**OBJECTIVE**.
Copy the records that follow exactly as written, but not their pictures.

**RECORDS PROVIDED**.
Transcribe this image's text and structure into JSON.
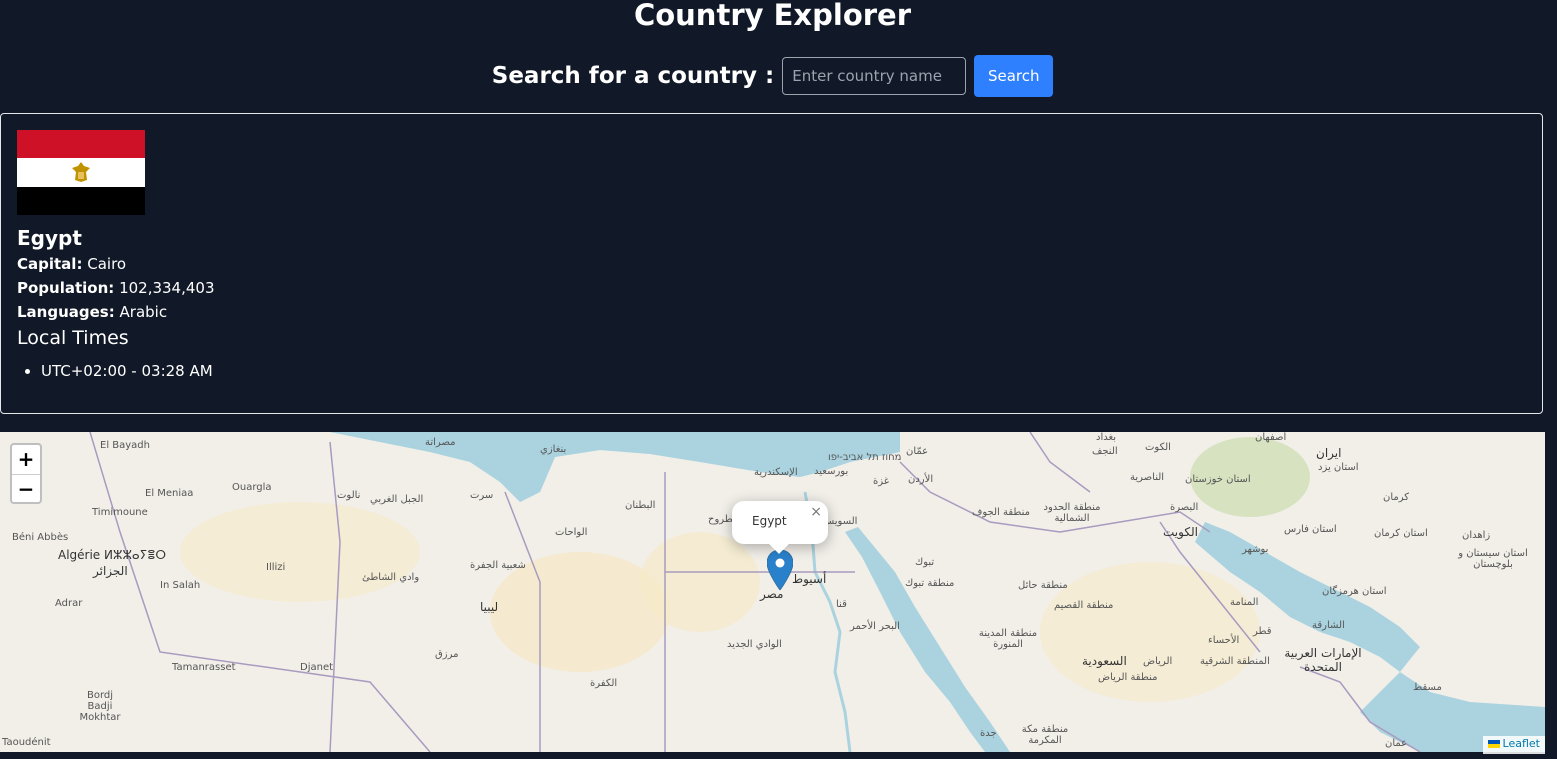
{
  "header": {
    "title": "Country Explorer"
  },
  "search": {
    "label": "Search for a country :",
    "placeholder": "Enter country name",
    "value": "",
    "button_label": "Search"
  },
  "country": {
    "name": "Egypt",
    "flag_colors": [
      "#ce1126",
      "#ffffff",
      "#000000"
    ],
    "flag_emblem_color": "#c09300",
    "capital_label": "Capital:",
    "capital": "Cairo",
    "population_label": "Population:",
    "population": "102,334,403",
    "languages_label": "Languages:",
    "languages": "Arabic",
    "local_times_heading": "Local Times",
    "local_times": [
      "UTC+02:00 - 03:28 AM"
    ]
  },
  "map": {
    "zoom_in": "+",
    "zoom_out": "−",
    "popup_text": "Egypt",
    "popup_close": "×",
    "attribution": "Leaflet",
    "marker_color": "#2a81cb",
    "water_color": "#aad3df",
    "land_color": "#f2efe9",
    "labels": [
      "El Bayadh",
      "El Meniaa",
      "Ouargla",
      "Timimoune",
      "Béni Abbès",
      "Algérie ⵍⵣⵣⴰⵢⴻⵔ",
      "الجزائر",
      "In Salah",
      "Illizi",
      "Adrar",
      "Tamanrasset",
      "Djanet",
      "Bordj Badji Mokhtar",
      "Taoudénit",
      "مصراتة",
      "بنغازي",
      "نالوت",
      "الجبل الغربي",
      "سرت",
      "البطنان",
      "الواحات",
      "شعبية الجفرة",
      "وادي الشاطئ",
      "ليبيا",
      "مرزق",
      "الكفرة",
      "الإسكندرية",
      "بورسعيد",
      "מחוז תל אביב-יפו",
      "عمّان",
      "غزة",
      "الأردن",
      "السويس",
      "مطروح",
      "أسيوط",
      "مصر",
      "قنا",
      "الوادي الجديد",
      "البحر الأحمر",
      "تبوك",
      "منطقة تبوك",
      "منطقة الجوف",
      "منطقة الحدود الشمالية",
      "منطقة حائل",
      "منطقة القصيم",
      "منطقة المدينة المنورة",
      "السعودية",
      "الرياض",
      "منطقة الرياض",
      "منطقة مكة المكرمة",
      "جدة",
      "بغداد",
      "النجف",
      "الكوت",
      "الناصرية",
      "البصرة",
      "الكويت",
      "أصفهان",
      "ايران",
      "استان یزد",
      "استان خوزستان",
      "کرمان",
      "استان فارس",
      "بوشهر",
      "استان کرمان",
      "زاهدان",
      "استان سیستان و بلوچستان",
      "استان هرمزگان",
      "المنامة",
      "الأحساء",
      "قطر",
      "الشارقة",
      "الإمارات العربية المتحدة",
      "المنطقة الشرقية",
      "مسقط",
      "عمان"
    ]
  }
}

**REPLY TO THE TASK**.
Transcribe this image's text and structure into JSON.
{
  "header": {
    "title": "Country Explorer"
  },
  "search": {
    "label": "Search for a country :",
    "placeholder": "Enter country name",
    "value": "",
    "button_label": "Search"
  },
  "country": {
    "name": "Egypt",
    "flag_colors": [
      "#ce1126",
      "#ffffff",
      "#000000"
    ],
    "flag_emblem_color": "#c09300",
    "capital_label": "Capital:",
    "capital": "Cairo",
    "population_label": "Population:",
    "population": "102,334,403",
    "languages_label": "Languages:",
    "languages": "Arabic",
    "local_times_heading": "Local Times",
    "local_times": [
      "UTC+02:00 - 03:28 AM"
    ]
  },
  "map": {
    "zoom_in": "+",
    "zoom_out": "−",
    "popup_text": "Egypt",
    "popup_close": "×",
    "attribution": "Leaflet",
    "marker_color": "#2a81cb",
    "water_color": "#aad3df",
    "land_color": "#f2efe9",
    "labels": [
      "El Bayadh",
      "El Meniaa",
      "Ouargla",
      "Timimoune",
      "Béni Abbès",
      "Algérie ⵍⵣⵣⴰⵢⴻⵔ",
      "الجزائر",
      "In Salah",
      "Illizi",
      "Adrar",
      "Tamanrasset",
      "Djanet",
      "Bordj Badji Mokhtar",
      "Taoudénit",
      "مصراتة",
      "بنغازي",
      "نالوت",
      "الجبل الغربي",
      "سرت",
      "البطنان",
      "الواحات",
      "شعبية الجفرة",
      "وادي الشاطئ",
      "ليبيا",
      "مرزق",
      "الكفرة",
      "الإسكندرية",
      "بورسعيد",
      "מחוז תל אביב-יפו",
      "عمّان",
      "غزة",
      "الأردن",
      "السويس",
      "مطروح",
      "أسيوط",
      "مصر",
      "قنا",
      "الوادي الجديد",
      "البحر الأحمر",
      "تبوك",
      "منطقة تبوك",
      "منطقة الجوف",
      "منطقة الحدود الشمالية",
      "منطقة حائل",
      "منطقة القصيم",
      "منطقة المدينة المنورة",
      "السعودية",
      "الرياض",
      "منطقة الرياض",
      "منطقة مكة المكرمة",
      "جدة",
      "بغداد",
      "النجف",
      "الكوت",
      "الناصرية",
      "البصرة",
      "الكويت",
      "أصفهان",
      "ايران",
      "استان یزد",
      "استان خوزستان",
      "کرمان",
      "استان فارس",
      "بوشهر",
      "استان کرمان",
      "زاهدان",
      "استان سیستان و بلوچستان",
      "استان هرمزگان",
      "المنامة",
      "الأحساء",
      "قطر",
      "الشارقة",
      "الإمارات العربية المتحدة",
      "المنطقة الشرقية",
      "مسقط",
      "عمان"
    ]
  }
}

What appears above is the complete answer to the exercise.